What you will do:
Give the records back in full, exactly as they read.

---- Records for this exercise

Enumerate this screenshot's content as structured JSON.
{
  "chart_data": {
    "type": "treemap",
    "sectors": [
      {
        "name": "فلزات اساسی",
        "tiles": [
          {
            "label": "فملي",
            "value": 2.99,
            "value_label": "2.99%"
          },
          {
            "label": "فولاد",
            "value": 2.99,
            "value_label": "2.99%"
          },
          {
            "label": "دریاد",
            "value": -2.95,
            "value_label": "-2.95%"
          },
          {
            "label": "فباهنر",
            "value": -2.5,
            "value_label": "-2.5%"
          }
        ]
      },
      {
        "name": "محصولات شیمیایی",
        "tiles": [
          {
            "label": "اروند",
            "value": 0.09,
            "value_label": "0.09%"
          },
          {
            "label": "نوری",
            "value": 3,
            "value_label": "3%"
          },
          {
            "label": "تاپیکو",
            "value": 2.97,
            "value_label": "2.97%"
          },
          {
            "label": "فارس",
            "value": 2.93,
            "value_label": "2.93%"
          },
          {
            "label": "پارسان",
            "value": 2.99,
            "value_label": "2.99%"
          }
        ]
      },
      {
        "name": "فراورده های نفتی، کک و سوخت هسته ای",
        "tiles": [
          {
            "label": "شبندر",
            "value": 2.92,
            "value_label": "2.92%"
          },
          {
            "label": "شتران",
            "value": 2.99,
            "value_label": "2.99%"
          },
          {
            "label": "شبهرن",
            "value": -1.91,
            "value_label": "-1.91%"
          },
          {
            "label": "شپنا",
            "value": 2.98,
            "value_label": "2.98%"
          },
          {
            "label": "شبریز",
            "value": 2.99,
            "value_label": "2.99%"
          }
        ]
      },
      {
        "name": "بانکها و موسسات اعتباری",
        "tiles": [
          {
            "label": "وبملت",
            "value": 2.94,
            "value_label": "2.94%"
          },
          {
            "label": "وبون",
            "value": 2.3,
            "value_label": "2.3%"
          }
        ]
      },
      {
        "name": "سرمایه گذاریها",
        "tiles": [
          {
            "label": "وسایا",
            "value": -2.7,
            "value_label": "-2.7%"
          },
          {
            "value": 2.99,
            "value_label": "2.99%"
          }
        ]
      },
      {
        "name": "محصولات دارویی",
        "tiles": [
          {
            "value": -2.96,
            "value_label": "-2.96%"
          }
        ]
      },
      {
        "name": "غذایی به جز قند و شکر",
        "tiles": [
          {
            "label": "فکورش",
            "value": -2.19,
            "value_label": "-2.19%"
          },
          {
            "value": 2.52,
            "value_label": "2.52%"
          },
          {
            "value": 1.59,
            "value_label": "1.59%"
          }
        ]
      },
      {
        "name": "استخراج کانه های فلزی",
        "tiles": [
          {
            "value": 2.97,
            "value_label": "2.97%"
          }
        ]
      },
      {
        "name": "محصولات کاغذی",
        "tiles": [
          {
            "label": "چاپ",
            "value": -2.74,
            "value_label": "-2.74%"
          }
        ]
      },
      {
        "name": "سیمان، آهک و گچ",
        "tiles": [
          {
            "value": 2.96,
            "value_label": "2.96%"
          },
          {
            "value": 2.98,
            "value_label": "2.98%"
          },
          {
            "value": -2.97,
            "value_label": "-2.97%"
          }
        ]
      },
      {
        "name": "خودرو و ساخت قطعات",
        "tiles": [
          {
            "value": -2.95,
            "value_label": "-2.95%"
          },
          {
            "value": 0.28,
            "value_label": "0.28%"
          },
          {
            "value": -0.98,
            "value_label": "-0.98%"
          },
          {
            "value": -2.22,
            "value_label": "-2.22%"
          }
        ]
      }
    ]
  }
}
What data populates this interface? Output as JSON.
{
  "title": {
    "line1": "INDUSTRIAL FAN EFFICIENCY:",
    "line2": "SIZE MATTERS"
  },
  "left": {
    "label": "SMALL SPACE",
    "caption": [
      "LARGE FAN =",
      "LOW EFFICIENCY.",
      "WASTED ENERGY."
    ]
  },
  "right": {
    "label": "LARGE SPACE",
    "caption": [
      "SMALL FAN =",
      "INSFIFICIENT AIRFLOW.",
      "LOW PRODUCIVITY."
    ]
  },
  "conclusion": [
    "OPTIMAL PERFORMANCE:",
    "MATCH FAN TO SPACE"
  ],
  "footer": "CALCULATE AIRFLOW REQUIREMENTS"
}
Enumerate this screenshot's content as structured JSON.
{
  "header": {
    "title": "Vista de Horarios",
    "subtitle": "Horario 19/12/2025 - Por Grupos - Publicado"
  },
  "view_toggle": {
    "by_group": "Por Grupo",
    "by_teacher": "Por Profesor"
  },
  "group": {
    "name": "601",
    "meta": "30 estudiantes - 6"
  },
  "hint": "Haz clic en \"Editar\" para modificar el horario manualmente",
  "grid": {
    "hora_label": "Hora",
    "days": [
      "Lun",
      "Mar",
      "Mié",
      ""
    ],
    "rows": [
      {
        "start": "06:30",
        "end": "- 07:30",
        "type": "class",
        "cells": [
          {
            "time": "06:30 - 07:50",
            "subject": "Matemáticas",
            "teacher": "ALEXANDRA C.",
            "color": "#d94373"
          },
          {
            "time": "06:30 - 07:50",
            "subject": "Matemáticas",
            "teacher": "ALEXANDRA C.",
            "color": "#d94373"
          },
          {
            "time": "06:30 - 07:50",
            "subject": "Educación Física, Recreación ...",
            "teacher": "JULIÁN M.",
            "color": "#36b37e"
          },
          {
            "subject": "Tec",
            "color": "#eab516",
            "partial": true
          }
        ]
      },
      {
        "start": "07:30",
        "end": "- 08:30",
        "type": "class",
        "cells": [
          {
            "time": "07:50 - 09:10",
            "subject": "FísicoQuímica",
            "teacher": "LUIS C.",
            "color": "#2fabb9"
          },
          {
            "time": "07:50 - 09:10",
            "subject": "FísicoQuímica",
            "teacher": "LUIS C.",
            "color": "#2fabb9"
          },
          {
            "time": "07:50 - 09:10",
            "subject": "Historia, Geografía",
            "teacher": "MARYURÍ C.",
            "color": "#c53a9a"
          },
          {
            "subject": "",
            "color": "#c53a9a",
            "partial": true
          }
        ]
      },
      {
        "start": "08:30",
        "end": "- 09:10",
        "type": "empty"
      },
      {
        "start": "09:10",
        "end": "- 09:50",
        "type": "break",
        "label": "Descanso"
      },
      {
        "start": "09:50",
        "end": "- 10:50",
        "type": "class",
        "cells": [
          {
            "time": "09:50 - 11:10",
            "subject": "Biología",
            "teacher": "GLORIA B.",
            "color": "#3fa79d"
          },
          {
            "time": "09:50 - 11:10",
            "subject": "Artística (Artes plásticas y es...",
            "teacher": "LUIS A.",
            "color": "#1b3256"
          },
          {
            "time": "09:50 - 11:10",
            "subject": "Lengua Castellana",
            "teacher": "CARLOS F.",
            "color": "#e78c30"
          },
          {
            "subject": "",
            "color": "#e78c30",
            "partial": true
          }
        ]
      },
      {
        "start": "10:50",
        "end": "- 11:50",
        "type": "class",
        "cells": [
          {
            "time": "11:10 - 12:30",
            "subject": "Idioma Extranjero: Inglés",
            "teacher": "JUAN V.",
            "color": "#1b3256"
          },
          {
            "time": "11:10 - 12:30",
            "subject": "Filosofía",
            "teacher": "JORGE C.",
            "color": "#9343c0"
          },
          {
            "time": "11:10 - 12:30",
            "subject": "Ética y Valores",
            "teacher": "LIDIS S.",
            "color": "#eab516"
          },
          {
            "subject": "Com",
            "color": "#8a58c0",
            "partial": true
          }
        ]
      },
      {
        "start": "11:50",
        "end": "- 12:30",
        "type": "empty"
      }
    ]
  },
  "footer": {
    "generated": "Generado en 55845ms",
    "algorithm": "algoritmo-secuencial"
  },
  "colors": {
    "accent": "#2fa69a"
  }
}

--------

Written solution:
Enumerate this screenshot's content as structured JSON.
{
  "chart_data": {
    "type": "treemap",
    "sectors": [
      {
        "name": "فلزات اساسی",
        "tiles": [
          {
            "label": "فملي",
            "value": 2.99,
            "value_label": "2.99%"
          },
          {
            "label": "فولاد",
            "value": 2.99,
            "value_label": "2.99%"
          },
          {
            "label": "دریاد",
            "value": -2.95,
            "value_label": "-2.95%"
          },
          {
            "label": "فباهنر",
            "value": -2.5,
            "value_label": "-2.5%"
          }
        ]
      },
      {
        "name": "محصولات شیمیایی",
        "tiles": [
          {
            "label": "اروند",
            "value": 0.09,
            "value_label": "0.09%"
          },
          {
            "label": "نوری",
            "value": 3,
            "value_label": "3%"
          },
          {
            "label": "تاپیکو",
            "value": 2.97,
            "value_label": "2.97%"
          },
          {
            "label": "فارس",
            "value": 2.93,
            "value_label": "2.93%"
          },
          {
            "label": "پارسان",
            "value": 2.99,
            "value_label": "2.99%"
          }
        ]
      },
      {
        "name": "فراورده های نفتی، کک و سوخت هسته ای",
        "tiles": [
          {
            "label": "شبندر",
            "value": 2.92,
            "value_label": "2.92%"
          },
          {
            "label": "شتران",
            "value": 2.99,
            "value_label": "2.99%"
          },
          {
            "label": "شبهرن",
            "value": -1.91,
            "value_label": "-1.91%"
          },
          {
            "label": "شپنا",
            "value": 2.98,
            "value_label": "2.98%"
          },
          {
            "label": "شبریز",
            "value": 2.99,
            "value_label": "2.99%"
          }
        ]
      },
      {
        "name": "بانکها و موسسات اعتباری",
        "tiles": [
          {
            "label": "وبملت",
            "value": 2.94,
            "value_label": "2.94%"
          },
          {
            "label": "وبون",
            "value": 2.3,
            "value_label": "2.3%"
          }
        ]
      },
      {
        "name": "سرمایه گذاریها",
        "tiles": [
          {
            "label": "وسایا",
            "value": -2.7,
            "value_label": "-2.7%"
          },
          {
            "value": 2.99,
            "value_label": "2.99%"
          }
        ]
      },
      {
        "name": "محصولات دارویی",
        "tiles": [
          {
            "value": -2.96,
            "value_label": "-2.96%"
          }
        ]
      },
      {
        "name": "غذایی به جز قند و شکر",
        "tiles": [
          {
            "label": "فکورش",
            "value": -2.19,
            "value_label": "-2.19%"
          },
          {
            "value": 2.52,
            "value_label": "2.52%"
          },
          {
            "value": 1.59,
            "value_label": "1.59%"
          }
        ]
      },
      {
        "name": "استخراج کانه های فلزی",
        "tiles": [
          {
            "value": 2.97,
            "value_label": "2.97%"
          }
        ]
      },
      {
        "name": "محصولات کاغذی",
        "tiles": [
          {
            "label": "چاپ",
            "value": -2.74,
            "value_label": "-2.74%"
          }
        ]
      },
      {
        "name": "سیمان، آهک و گچ",
        "tiles": [
          {
            "value": 2.96,
            "value_label": "2.96%"
          },
          {
            "value": 2.98,
            "value_label": "2.98%"
          },
          {
            "value": -2.97,
            "value_label": "-2.97%"
          }
        ]
      },
      {
        "name": "خودرو و ساخت قطعات",
        "tiles": [
          {
            "value": -2.95,
            "value_label": "-2.95%"
          },
          {
            "value": 0.28,
            "value_label": "0.28%"
          },
          {
            "value": -0.98,
            "value_label": "-0.98%"
          },
          {
            "value": -2.22,
            "value_label": "-2.22%"
          }
        ]
      }
    ]
  }
}
What data populates this interface? Output as JSON.
{
  "title": {
    "line1": "INDUSTRIAL FAN EFFICIENCY:",
    "line2": "SIZE MATTERS"
  },
  "left": {
    "label": "SMALL SPACE",
    "caption": [
      "LARGE FAN =",
      "LOW EFFICIENCY.",
      "WASTED ENERGY."
    ]
  },
  "right": {
    "label": "LARGE SPACE",
    "caption": [
      "SMALL FAN =",
      "INSFIFICIENT AIRFLOW.",
      "LOW PRODUCIVITY."
    ]
  },
  "conclusion": [
    "OPTIMAL PERFORMANCE:",
    "MATCH FAN TO SPACE"
  ],
  "footer": "CALCULATE AIRFLOW REQUIREMENTS"
}
Enumerate this screenshot's content as structured JSON.
{
  "header": {
    "title": "Vista de Horarios",
    "subtitle": "Horario 19/12/2025 - Por Grupos - Publicado"
  },
  "view_toggle": {
    "by_group": "Por Grupo",
    "by_teacher": "Por Profesor"
  },
  "group": {
    "name": "601",
    "meta": "30 estudiantes - 6"
  },
  "hint": "Haz clic en \"Editar\" para modificar el horario manualmente",
  "grid": {
    "hora_label": "Hora",
    "days": [
      "Lun",
      "Mar",
      "Mié",
      ""
    ],
    "rows": [
      {
        "start": "06:30",
        "end": "- 07:30",
        "type": "class",
        "cells": [
          {
            "time": "06:30 - 07:50",
            "subject": "Matemáticas",
            "teacher": "ALEXANDRA C.",
            "color": "#d94373"
          },
          {
            "time": "06:30 - 07:50",
            "subject": "Matemáticas",
            "teacher": "ALEXANDRA C.",
            "color": "#d94373"
          },
          {
            "time": "06:30 - 07:50",
            "subject": "Educación Física, Recreación ...",
            "teacher": "JULIÁN M.",
            "color": "#36b37e"
          },
          {
            "subject": "Tec",
            "color": "#eab516",
            "partial": true
          }
        ]
      },
      {
        "start": "07:30",
        "end": "- 08:30",
        "type": "class",
        "cells": [
          {
            "time": "07:50 - 09:10",
            "subject": "FísicoQuímica",
            "teacher": "LUIS C.",
            "color": "#2fabb9"
          },
          {
            "time": "07:50 - 09:10",
            "subject": "FísicoQuímica",
            "teacher": "LUIS C.",
            "color": "#2fabb9"
          },
          {
            "time": "07:50 - 09:10",
            "subject": "Historia, Geografía",
            "teacher": "MARYURÍ C.",
            "color": "#c53a9a"
          },
          {
            "subject": "",
            "color": "#c53a9a",
            "partial": true
          }
        ]
      },
      {
        "start": "08:30",
        "end": "- 09:10",
        "type": "empty"
      },
      {
        "start": "09:10",
        "end": "- 09:50",
        "type": "break",
        "label": "Descanso"
      },
      {
        "start": "09:50",
        "end": "- 10:50",
        "type": "class",
        "cells": [
          {
            "time": "09:50 - 11:10",
            "subject": "Biología",
            "teacher": "GLORIA B.",
            "color": "#3fa79d"
          },
          {
            "time": "09:50 - 11:10",
            "subject": "Artística (Artes plásticas y es...",
            "teacher": "LUIS A.",
            "color": "#1b3256"
          },
          {
            "time": "09:50 - 11:10",
            "subject": "Lengua Castellana",
            "teacher": "CARLOS F.",
            "color": "#e78c30"
          },
          {
            "subject": "",
            "color": "#e78c30",
            "partial": true
          }
        ]
      },
      {
        "start": "10:50",
        "end": "- 11:50",
        "type": "class",
        "cells": [
          {
            "time": "11:10 - 12:30",
            "subject": "Idioma Extranjero: Inglés",
            "teacher": "JUAN V.",
            "color": "#1b3256"
          },
          {
            "time": "11:10 - 12:30",
            "subject": "Filosofía",
            "teacher": "JORGE C.",
            "color": "#9343c0"
          },
          {
            "time": "11:10 - 12:30",
            "subject": "Ética y Valores",
            "teacher": "LIDIS S.",
            "color": "#eab516"
          },
          {
            "subject": "Com",
            "color": "#8a58c0",
            "partial": true
          }
        ]
      },
      {
        "start": "11:50",
        "end": "- 12:30",
        "type": "empty"
      }
    ]
  },
  "footer": {
    "generated": "Generado en 55845ms",
    "algorithm": "algoritmo-secuencial"
  },
  "colors": {
    "accent": "#2fa69a"
  }
}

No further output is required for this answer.